◆ Text to read ◆
+---+
God in the mud: A divinity student’s life-altering experience

By Jan Parker ’18 M.Div.

In the summer of 2013, I took a Yale Divinity School class with an eminent scholar who both shocked me and motivated me. That class was the catalyst for my pursuing Christ in a formal academic way, leading to my becoming an officially enrolled student at YDS two years later. But it was an emotionally rocky ride—especially at the moment when the professor asked in class: Is God in the crap?

Standing my high moral ground, I was deeply offended.  I thought, What the heck is this teacher talking about?  My God—my majestic God of splendor and grace, the one to whom I bow my head in prayer and supplication toreduced to excrement? I thought the heavens would open right then and bolts of lightning would singe us all in judgment. (Yes, I was naïve and inexperienced.)
+---+
[Entries from a collection]

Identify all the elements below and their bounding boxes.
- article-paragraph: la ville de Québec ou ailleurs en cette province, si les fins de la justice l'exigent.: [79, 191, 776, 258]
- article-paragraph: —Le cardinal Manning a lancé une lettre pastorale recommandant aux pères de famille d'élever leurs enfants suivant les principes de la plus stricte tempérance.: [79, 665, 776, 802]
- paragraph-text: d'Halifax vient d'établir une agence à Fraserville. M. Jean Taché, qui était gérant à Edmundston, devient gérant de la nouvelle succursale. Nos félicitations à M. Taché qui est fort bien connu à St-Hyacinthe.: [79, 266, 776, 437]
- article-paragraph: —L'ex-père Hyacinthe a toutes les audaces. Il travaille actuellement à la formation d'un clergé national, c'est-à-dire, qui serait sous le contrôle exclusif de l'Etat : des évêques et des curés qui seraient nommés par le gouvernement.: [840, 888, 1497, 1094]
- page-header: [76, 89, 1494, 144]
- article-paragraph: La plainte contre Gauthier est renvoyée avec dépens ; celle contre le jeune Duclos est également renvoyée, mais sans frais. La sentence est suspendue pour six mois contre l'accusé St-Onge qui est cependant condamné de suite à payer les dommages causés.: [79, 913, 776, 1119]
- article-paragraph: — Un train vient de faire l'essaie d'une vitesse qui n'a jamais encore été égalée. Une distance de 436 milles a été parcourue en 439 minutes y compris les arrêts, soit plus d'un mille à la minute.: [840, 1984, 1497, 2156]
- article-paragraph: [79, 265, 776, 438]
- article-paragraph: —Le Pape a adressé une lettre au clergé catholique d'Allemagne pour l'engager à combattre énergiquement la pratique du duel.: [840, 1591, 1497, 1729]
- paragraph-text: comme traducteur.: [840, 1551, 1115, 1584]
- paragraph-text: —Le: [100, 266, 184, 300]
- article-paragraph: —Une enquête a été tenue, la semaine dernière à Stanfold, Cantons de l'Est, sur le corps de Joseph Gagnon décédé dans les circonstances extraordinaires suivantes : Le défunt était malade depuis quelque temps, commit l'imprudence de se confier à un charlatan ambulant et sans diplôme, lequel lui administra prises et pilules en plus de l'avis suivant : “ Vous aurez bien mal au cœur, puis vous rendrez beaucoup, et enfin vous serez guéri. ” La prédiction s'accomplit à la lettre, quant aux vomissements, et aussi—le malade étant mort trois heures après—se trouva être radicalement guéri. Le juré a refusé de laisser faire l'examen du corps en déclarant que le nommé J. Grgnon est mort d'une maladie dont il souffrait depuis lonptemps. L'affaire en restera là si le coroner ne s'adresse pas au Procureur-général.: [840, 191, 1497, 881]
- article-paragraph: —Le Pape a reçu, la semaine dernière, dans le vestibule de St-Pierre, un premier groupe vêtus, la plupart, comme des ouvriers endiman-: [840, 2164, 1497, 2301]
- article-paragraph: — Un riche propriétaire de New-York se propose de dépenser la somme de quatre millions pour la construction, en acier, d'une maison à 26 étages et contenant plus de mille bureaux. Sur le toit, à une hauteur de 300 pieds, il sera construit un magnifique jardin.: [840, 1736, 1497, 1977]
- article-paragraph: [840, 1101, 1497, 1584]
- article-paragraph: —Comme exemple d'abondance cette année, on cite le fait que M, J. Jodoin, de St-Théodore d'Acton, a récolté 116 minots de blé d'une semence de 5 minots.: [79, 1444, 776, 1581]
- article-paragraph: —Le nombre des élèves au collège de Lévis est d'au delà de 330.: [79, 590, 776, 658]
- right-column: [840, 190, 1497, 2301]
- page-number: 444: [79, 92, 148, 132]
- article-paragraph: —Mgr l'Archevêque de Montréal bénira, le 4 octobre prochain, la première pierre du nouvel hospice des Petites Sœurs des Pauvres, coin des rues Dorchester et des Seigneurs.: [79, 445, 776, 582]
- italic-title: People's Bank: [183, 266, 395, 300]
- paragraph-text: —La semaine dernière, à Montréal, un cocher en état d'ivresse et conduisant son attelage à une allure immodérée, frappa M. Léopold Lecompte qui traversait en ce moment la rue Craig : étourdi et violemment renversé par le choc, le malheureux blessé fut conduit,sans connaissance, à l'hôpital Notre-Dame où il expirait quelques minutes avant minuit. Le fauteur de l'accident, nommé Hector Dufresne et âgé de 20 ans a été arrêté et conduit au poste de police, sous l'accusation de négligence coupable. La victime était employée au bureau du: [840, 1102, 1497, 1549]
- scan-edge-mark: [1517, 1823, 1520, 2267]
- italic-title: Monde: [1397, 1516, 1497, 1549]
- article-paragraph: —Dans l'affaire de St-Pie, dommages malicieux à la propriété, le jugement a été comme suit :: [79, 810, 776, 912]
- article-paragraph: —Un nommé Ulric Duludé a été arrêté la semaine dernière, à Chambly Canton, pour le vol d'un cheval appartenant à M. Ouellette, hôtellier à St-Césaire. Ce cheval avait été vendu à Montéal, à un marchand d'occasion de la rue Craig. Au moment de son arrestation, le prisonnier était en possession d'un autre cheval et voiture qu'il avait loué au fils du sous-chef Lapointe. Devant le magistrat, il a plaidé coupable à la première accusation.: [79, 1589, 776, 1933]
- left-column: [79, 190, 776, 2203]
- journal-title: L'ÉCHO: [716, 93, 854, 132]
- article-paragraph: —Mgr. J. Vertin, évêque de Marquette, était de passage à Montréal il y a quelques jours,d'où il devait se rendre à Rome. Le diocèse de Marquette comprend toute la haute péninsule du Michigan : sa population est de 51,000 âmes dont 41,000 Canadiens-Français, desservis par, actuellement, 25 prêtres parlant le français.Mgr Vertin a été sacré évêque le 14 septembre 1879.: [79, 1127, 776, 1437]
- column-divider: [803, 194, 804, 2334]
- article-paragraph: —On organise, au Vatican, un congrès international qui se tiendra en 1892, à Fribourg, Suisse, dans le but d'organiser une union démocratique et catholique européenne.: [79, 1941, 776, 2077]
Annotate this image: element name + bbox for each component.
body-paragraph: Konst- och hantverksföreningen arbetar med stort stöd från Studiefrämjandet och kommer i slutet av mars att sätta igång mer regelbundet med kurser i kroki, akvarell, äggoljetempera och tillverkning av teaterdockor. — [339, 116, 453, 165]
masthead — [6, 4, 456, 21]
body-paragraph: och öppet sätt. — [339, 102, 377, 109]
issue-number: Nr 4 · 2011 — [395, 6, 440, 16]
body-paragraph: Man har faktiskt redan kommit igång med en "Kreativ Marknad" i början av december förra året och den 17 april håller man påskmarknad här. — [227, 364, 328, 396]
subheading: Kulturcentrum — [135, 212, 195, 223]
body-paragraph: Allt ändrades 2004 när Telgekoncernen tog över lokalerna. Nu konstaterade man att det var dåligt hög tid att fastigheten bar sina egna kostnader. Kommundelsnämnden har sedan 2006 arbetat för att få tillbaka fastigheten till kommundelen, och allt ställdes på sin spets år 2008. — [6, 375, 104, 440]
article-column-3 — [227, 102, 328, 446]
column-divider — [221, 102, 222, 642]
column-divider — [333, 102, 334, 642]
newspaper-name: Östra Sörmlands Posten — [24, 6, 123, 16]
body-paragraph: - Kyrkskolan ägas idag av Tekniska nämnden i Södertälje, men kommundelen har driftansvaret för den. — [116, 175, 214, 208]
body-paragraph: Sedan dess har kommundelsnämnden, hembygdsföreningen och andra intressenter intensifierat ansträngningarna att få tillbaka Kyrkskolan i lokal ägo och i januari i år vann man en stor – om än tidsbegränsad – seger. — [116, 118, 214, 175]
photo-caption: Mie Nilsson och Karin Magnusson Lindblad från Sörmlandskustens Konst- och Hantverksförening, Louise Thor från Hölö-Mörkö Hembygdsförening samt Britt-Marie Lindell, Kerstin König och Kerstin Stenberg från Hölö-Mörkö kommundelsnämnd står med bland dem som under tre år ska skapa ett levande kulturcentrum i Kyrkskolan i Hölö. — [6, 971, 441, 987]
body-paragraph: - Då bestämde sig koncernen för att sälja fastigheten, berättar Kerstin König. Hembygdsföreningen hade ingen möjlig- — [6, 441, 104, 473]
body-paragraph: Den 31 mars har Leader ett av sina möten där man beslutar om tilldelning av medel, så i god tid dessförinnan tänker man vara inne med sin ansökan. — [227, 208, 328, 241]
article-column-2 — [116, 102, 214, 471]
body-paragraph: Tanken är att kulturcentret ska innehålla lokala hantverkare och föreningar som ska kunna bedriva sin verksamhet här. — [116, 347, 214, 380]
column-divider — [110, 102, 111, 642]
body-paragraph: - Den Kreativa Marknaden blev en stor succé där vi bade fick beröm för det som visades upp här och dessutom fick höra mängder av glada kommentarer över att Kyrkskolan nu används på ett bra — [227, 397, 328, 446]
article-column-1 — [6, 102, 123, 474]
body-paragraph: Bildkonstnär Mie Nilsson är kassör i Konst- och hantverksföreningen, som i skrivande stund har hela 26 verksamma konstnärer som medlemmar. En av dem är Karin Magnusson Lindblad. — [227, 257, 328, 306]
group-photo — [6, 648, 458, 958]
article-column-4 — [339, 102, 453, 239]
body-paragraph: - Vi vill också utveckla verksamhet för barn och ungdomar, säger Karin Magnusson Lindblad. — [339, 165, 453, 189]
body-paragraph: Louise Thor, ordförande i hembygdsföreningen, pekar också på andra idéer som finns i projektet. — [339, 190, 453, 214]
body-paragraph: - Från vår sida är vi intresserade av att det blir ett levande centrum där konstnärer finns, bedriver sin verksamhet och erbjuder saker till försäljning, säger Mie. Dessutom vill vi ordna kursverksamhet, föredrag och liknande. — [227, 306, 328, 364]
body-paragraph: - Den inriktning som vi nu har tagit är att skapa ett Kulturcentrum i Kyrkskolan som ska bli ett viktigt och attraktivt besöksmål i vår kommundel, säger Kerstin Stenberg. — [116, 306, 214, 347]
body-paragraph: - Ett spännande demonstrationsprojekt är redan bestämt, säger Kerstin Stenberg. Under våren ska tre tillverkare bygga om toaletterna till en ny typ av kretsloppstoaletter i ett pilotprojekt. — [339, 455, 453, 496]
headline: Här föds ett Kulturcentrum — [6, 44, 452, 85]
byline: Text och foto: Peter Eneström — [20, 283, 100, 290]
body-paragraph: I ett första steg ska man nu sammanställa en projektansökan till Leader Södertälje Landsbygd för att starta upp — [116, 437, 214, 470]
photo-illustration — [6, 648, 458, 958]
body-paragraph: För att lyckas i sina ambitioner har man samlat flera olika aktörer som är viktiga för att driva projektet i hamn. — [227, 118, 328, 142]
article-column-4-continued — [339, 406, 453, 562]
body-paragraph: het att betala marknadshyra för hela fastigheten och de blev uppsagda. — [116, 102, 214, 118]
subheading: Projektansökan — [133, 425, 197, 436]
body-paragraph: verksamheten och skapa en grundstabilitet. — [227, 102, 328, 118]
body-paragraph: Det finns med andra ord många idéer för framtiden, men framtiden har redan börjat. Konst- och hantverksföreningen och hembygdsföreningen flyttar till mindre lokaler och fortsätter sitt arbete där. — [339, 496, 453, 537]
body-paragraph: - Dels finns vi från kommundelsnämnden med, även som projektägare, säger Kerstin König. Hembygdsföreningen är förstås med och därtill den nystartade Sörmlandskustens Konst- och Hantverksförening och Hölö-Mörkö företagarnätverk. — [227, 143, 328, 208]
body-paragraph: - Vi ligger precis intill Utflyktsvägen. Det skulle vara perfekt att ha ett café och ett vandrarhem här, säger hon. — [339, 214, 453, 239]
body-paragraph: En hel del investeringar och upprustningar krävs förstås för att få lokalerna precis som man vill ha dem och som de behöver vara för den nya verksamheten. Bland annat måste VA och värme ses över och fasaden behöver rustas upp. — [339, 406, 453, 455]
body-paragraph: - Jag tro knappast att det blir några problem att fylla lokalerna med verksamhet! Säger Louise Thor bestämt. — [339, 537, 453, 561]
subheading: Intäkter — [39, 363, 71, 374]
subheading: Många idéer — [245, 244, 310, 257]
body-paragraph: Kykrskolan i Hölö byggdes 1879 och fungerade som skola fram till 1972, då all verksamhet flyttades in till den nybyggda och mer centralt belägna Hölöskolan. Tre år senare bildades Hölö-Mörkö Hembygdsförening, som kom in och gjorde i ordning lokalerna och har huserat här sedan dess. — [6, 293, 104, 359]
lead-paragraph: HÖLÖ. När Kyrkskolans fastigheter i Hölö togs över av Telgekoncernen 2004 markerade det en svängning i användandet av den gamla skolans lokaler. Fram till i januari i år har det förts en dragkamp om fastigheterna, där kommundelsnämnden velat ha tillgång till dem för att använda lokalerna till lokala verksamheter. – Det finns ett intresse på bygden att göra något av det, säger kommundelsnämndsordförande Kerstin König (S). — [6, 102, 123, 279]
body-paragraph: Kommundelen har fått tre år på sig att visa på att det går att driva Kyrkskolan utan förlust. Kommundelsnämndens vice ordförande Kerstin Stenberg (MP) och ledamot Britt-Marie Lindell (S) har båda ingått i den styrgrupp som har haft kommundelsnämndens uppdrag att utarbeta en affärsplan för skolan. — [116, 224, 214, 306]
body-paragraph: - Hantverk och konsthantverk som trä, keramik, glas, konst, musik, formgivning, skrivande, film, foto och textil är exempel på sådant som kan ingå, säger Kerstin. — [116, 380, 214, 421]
+---+
◆ The tasks ◆
**a)** In the essay about God in the mud, list each word or phrase that completes "I was" when the writer describes themselves.
**b)** Pick up the essay about God in the mud where it stops and write the next part.

◆ Responses ◆
**a)**
deeply offended
naïve
inexperienced

**b)**
To see the real poverty firsthand, to see God’s children clad in tattered clothing, playing in mud-soaked waters and thirsting for clean water, is to understand the distinction between being the crap and being in the “crap”—or, better stated, in the thick of the circumstances of suffering and dejection and hopelessness.

I did not make that distinction when the professor put the question out for us to ponder that hot summer afternoon at Yale. But I finally understood when I traveled to East Africa recently to interview Nadere Johnson, a photographer by vocation but minister by calling, and got to see his NGO, Operation International Gift of Knowledge (OIGOK), in action.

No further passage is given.